━━━━━ Records provided

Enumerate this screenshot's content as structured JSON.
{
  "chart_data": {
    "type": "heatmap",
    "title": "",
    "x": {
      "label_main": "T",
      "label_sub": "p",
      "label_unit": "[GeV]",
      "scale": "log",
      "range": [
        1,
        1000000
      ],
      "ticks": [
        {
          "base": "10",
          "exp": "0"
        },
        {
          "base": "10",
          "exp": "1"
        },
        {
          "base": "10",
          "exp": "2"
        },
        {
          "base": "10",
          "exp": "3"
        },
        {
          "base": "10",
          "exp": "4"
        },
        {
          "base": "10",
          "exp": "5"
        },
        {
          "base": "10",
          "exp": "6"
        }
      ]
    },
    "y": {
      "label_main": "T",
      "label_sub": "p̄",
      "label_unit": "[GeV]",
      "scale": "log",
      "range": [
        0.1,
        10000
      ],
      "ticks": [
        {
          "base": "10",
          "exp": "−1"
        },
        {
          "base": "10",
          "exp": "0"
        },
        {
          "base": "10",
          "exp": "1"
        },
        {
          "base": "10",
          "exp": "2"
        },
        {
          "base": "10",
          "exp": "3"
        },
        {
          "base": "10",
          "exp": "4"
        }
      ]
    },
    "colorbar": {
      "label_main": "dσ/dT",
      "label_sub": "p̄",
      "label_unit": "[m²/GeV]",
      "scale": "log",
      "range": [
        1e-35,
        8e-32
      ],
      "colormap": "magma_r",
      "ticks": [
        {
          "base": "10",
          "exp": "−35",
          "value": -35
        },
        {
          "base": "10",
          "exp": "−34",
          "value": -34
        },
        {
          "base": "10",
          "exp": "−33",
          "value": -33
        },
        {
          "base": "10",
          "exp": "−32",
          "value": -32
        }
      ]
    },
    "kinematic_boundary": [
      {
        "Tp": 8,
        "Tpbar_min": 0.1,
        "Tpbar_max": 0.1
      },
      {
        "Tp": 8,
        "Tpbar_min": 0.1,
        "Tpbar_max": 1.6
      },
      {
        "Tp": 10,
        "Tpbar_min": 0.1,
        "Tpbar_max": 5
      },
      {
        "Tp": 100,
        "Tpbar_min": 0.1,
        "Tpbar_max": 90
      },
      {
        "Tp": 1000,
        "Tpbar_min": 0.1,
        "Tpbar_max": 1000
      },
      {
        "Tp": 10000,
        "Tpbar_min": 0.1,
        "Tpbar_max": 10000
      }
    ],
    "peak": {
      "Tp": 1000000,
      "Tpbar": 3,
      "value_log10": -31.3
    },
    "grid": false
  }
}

━━━━━━━━━━

Write out the data exactly as it stands.

Solution to the problem
Enumerate this screenshot's content as structured JSON.
{
  "chart_data": {
    "type": "heatmap",
    "title": "",
    "x": {
      "label_main": "T",
      "label_sub": "p",
      "label_unit": "[GeV]",
      "scale": "log",
      "range": [
        1,
        1000000
      ],
      "ticks": [
        {
          "base": "10",
          "exp": "0"
        },
        {
          "base": "10",
          "exp": "1"
        },
        {
          "base": "10",
          "exp": "2"
        },
        {
          "base": "10",
          "exp": "3"
        },
        {
          "base": "10",
          "exp": "4"
        },
        {
          "base": "10",
          "exp": "5"
        },
        {
          "base": "10",
          "exp": "6"
        }
      ]
    },
    "y": {
      "label_main": "T",
      "label_sub": "p̄",
      "label_unit": "[GeV]",
      "scale": "log",
      "range": [
        0.1,
        10000
      ],
      "ticks": [
        {
          "base": "10",
          "exp": "−1"
        },
        {
          "base": "10",
          "exp": "0"
        },
        {
          "base": "10",
          "exp": "1"
        },
        {
          "base": "10",
          "exp": "2"
        },
        {
          "base": "10",
          "exp": "3"
        },
        {
          "base": "10",
          "exp": "4"
        }
      ]
    },
    "colorbar": {
      "label_main": "dσ/dT",
      "label_sub": "p̄",
      "label_unit": "[m²/GeV]",
      "scale": "log",
      "range": [
        1e-35,
        8e-32
      ],
      "colormap": "magma_r",
      "ticks": [
        {
          "base": "10",
          "exp": "−35",
          "value": -35
        },
        {
          "base": "10",
          "exp": "−34",
          "value": -34
        },
        {
          "base": "10",
          "exp": "−33",
          "value": -33
        },
        {
          "base": "10",
          "exp": "−32",
          "value": -32
        }
      ]
    },
    "kinematic_boundary": [
      {
        "Tp": 8,
        "Tpbar_min": 0.1,
        "Tpbar_max": 0.1
      },
      {
        "Tp": 8,
        "Tpbar_min": 0.1,
        "Tpbar_max": 1.6
      },
      {
        "Tp": 10,
        "Tpbar_min": 0.1,
        "Tpbar_max": 5
      },
      {
        "Tp": 100,
        "Tpbar_min": 0.1,
        "Tpbar_max": 90
      },
      {
        "Tp": 1000,
        "Tpbar_min": 0.1,
        "Tpbar_max": 1000
      },
      {
        "Tp": 10000,
        "Tpbar_min": 0.1,
        "Tpbar_max": 10000
      }
    ],
    "peak": {
      "Tp": 1000000,
      "Tpbar": 3,
      "value_log10": -31.3
    },
    "grid": false
  }
}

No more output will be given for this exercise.